▸ **Given request**: Write out the whole listing exactly as it stands.

▸ **Data rows**:
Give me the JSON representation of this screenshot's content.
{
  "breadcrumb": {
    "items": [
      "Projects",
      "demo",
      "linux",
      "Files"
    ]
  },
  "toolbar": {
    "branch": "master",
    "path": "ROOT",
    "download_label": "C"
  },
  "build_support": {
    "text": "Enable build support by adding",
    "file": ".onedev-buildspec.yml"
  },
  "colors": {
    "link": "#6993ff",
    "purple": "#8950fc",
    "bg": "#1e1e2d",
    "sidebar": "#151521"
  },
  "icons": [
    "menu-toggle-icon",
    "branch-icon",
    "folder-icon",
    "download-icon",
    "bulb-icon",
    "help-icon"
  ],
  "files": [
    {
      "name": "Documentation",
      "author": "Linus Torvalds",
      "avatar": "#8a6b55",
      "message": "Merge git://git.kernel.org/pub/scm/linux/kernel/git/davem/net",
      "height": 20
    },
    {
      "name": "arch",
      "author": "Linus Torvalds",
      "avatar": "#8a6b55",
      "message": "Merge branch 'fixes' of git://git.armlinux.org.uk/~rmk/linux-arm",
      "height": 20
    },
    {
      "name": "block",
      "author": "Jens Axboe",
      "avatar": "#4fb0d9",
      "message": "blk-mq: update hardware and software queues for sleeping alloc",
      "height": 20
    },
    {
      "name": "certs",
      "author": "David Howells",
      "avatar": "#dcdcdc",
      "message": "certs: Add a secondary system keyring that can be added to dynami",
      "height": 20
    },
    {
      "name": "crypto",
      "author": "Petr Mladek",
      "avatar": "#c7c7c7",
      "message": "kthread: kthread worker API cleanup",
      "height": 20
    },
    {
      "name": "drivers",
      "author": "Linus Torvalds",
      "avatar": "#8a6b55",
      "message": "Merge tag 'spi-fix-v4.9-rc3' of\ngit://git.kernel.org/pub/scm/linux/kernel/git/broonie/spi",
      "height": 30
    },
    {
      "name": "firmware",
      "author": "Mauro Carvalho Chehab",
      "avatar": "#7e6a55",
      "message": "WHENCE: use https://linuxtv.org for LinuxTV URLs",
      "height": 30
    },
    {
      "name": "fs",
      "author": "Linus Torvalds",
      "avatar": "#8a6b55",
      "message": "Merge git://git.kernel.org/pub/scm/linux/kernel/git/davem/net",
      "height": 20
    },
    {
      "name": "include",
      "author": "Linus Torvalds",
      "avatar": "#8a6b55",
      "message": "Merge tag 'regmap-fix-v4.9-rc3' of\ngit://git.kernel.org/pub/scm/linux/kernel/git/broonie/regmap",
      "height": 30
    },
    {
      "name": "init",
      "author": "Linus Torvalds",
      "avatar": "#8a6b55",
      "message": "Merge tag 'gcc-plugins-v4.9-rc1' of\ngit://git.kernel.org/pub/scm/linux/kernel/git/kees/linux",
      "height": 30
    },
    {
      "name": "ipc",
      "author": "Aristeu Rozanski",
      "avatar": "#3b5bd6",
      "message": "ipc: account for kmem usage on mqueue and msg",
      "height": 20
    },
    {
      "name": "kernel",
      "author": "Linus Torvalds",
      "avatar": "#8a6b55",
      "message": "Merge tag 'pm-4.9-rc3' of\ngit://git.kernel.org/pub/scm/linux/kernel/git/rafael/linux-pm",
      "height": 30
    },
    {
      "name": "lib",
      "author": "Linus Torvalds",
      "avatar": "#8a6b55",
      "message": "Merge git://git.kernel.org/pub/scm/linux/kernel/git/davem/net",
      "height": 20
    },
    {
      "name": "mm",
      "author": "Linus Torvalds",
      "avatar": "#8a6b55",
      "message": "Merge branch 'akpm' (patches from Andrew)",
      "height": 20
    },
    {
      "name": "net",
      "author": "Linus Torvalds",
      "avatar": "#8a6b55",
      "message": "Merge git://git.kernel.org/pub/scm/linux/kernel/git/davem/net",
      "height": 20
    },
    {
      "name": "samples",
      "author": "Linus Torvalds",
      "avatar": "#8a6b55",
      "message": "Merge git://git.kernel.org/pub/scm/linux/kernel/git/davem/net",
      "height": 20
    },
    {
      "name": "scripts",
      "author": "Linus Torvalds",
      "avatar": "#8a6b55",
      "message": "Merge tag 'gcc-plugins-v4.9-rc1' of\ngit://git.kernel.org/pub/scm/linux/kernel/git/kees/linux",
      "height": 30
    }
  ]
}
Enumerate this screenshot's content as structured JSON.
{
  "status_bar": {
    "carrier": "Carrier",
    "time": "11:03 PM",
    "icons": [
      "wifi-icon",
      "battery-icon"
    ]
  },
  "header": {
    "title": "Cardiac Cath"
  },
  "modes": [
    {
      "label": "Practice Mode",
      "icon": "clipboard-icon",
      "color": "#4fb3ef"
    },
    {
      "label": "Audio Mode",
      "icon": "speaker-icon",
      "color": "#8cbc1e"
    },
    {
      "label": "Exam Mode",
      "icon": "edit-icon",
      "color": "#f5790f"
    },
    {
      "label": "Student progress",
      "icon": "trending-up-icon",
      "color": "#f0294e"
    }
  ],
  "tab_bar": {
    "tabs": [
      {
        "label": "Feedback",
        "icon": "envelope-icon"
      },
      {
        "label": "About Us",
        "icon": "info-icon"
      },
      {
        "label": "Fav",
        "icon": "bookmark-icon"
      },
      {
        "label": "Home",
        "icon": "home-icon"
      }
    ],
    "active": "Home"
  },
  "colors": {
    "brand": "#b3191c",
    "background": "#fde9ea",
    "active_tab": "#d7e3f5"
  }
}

▸ **Response to this exercise**:
Give me the JSON representation of this screenshot's content.
{
  "breadcrumb": {
    "items": [
      "Projects",
      "demo",
      "linux",
      "Files"
    ]
  },
  "toolbar": {
    "branch": "master",
    "path": "ROOT",
    "download_label": "C"
  },
  "build_support": {
    "text": "Enable build support by adding",
    "file": ".onedev-buildspec.yml"
  },
  "colors": {
    "link": "#6993ff",
    "purple": "#8950fc",
    "bg": "#1e1e2d",
    "sidebar": "#151521"
  },
  "icons": [
    "menu-toggle-icon",
    "branch-icon",
    "folder-icon",
    "download-icon",
    "bulb-icon",
    "help-icon"
  ],
  "files": [
    {
      "name": "Documentation",
      "author": "Linus Torvalds",
      "avatar": "#8a6b55",
      "message": "Merge git://git.kernel.org/pub/scm/linux/kernel/git/davem/net",
      "height": 20
    },
    {
      "name": "arch",
      "author": "Linus Torvalds",
      "avatar": "#8a6b55",
      "message": "Merge branch 'fixes' of git://git.armlinux.org.uk/~rmk/linux-arm",
      "height": 20
    },
    {
      "name": "block",
      "author": "Jens Axboe",
      "avatar": "#4fb0d9",
      "message": "blk-mq: update hardware and software queues for sleeping alloc",
      "height": 20
    },
    {
      "name": "certs",
      "author": "David Howells",
      "avatar": "#dcdcdc",
      "message": "certs: Add a secondary system keyring that can be added to dynami",
      "height": 20
    },
    {
      "name": "crypto",
      "author": "Petr Mladek",
      "avatar": "#c7c7c7",
      "message": "kthread: kthread worker API cleanup",
      "height": 20
    },
    {
      "name": "drivers",
      "author": "Linus Torvalds",
      "avatar": "#8a6b55",
      "message": "Merge tag 'spi-fix-v4.9-rc3' of\ngit://git.kernel.org/pub/scm/linux/kernel/git/broonie/spi",
      "height": 30
    },
    {
      "name": "firmware",
      "author": "Mauro Carvalho Chehab",
      "avatar": "#7e6a55",
      "message": "WHENCE: use https://linuxtv.org for LinuxTV URLs",
      "height": 30
    },
    {
      "name": "fs",
      "author": "Linus Torvalds",
      "avatar": "#8a6b55",
      "message": "Merge git://git.kernel.org/pub/scm/linux/kernel/git/davem/net",
      "height": 20
    },
    {
      "name": "include",
      "author": "Linus Torvalds",
      "avatar": "#8a6b55",
      "message": "Merge tag 'regmap-fix-v4.9-rc3' of\ngit://git.kernel.org/pub/scm/linux/kernel/git/broonie/regmap",
      "height": 30
    },
    {
      "name": "init",
      "author": "Linus Torvalds",
      "avatar": "#8a6b55",
      "message": "Merge tag 'gcc-plugins-v4.9-rc1' of\ngit://git.kernel.org/pub/scm/linux/kernel/git/kees/linux",
      "height": 30
    },
    {
      "name": "ipc",
      "author": "Aristeu Rozanski",
      "avatar": "#3b5bd6",
      "message": "ipc: account for kmem usage on mqueue and msg",
      "height": 20
    },
    {
      "name": "kernel",
      "author": "Linus Torvalds",
      "avatar": "#8a6b55",
      "message": "Merge tag 'pm-4.9-rc3' of\ngit://git.kernel.org/pub/scm/linux/kernel/git/rafael/linux-pm",
      "height": 30
    },
    {
      "name": "lib",
      "author": "Linus Torvalds",
      "avatar": "#8a6b55",
      "message": "Merge git://git.kernel.org/pub/scm/linux/kernel/git/davem/net",
      "height": 20
    },
    {
      "name": "mm",
      "author": "Linus Torvalds",
      "avatar": "#8a6b55",
      "message": "Merge branch 'akpm' (patches from Andrew)",
      "height": 20
    },
    {
      "name": "net",
      "author": "Linus Torvalds",
      "avatar": "#8a6b55",
      "message": "Merge git://git.kernel.org/pub/scm/linux/kernel/git/davem/net",
      "height": 20
    },
    {
      "name": "samples",
      "author": "Linus Torvalds",
      "avatar": "#8a6b55",
      "message": "Merge git://git.kernel.org/pub/scm/linux/kernel/git/davem/net",
      "height": 20
    },
    {
      "name": "scripts",
      "author": "Linus Torvalds",
      "avatar": "#8a6b55",
      "message": "Merge tag 'gcc-plugins-v4.9-rc1' of\ngit://git.kernel.org/pub/scm/linux/kernel/git/kees/linux",
      "height": 30
    }
  ]
}
Enumerate this screenshot's content as structured JSON.
{
  "status_bar": {
    "carrier": "Carrier",
    "time": "11:03 PM",
    "icons": [
      "wifi-icon",
      "battery-icon"
    ]
  },
  "header": {
    "title": "Cardiac Cath"
  },
  "modes": [
    {
      "label": "Practice Mode",
      "icon": "clipboard-icon",
      "color": "#4fb3ef"
    },
    {
      "label": "Audio Mode",
      "icon": "speaker-icon",
      "color": "#8cbc1e"
    },
    {
      "label": "Exam Mode",
      "icon": "edit-icon",
      "color": "#f5790f"
    },
    {
      "label": "Student progress",
      "icon": "trending-up-icon",
      "color": "#f0294e"
    }
  ],
  "tab_bar": {
    "tabs": [
      {
        "label": "Feedback",
        "icon": "envelope-icon"
      },
      {
        "label": "About Us",
        "icon": "info-icon"
      },
      {
        "label": "Fav",
        "icon": "bookmark-icon"
      },
      {
        "label": "Home",
        "icon": "home-icon"
      }
    ],
    "active": "Home"
  },
  "colors": {
    "brand": "#b3191c",
    "background": "#fde9ea",
    "active_tab": "#d7e3f5"
  }
}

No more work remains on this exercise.